Data excerpts
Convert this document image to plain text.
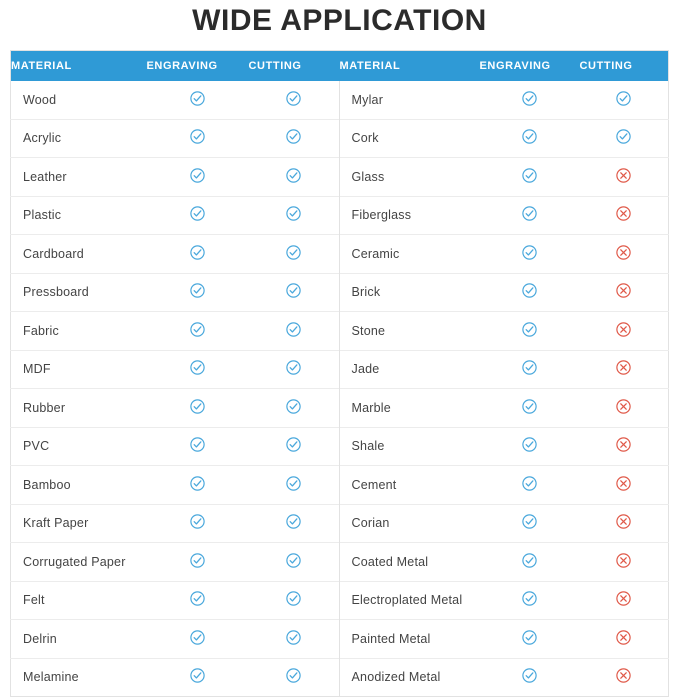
WIDE APPLICATION
MATERIAL	ENGRAVING	CUTTING		MATERIAL	ENGRAVING	CUTTING
Wood				Mylar	

Acrylic				Cork	

Leather				Glass	

Plastic				Fiberglass	

Cardboard				Ceramic	

Pressboard				Brick	

Fabric				Stone	

MDF				Jade	

Rubber				Marble	

PVC				Shale	

Bamboo				Cement	

Kraft Paper				Corian	

Corrugated Paper				Coated Metal	

Felt				Electroplated Metal	

Delrin				Painted Metal	

Melamine				Anodized Metal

What you need to do: Reproduce all the entries that precede this task, word for word, minus any pictures.

Correct output:
Convert this document image to plain text.
WIDE APPLICATION
MATERIAL	ENGRAVING	CUTTING		MATERIAL	ENGRAVING	CUTTING
Wood				Mylar	

Acrylic				Cork	

Leather				Glass	

Plastic				Fiberglass	

Cardboard				Ceramic	

Pressboard				Brick	

Fabric				Stone	

MDF				Jade	

Rubber				Marble	

PVC				Shale	

Bamboo				Cement	

Kraft Paper				Corian	

Corrugated Paper				Coated Metal	

Felt				Electroplated Metal	

Delrin				Painted Metal	

Melamine				Anodized Metal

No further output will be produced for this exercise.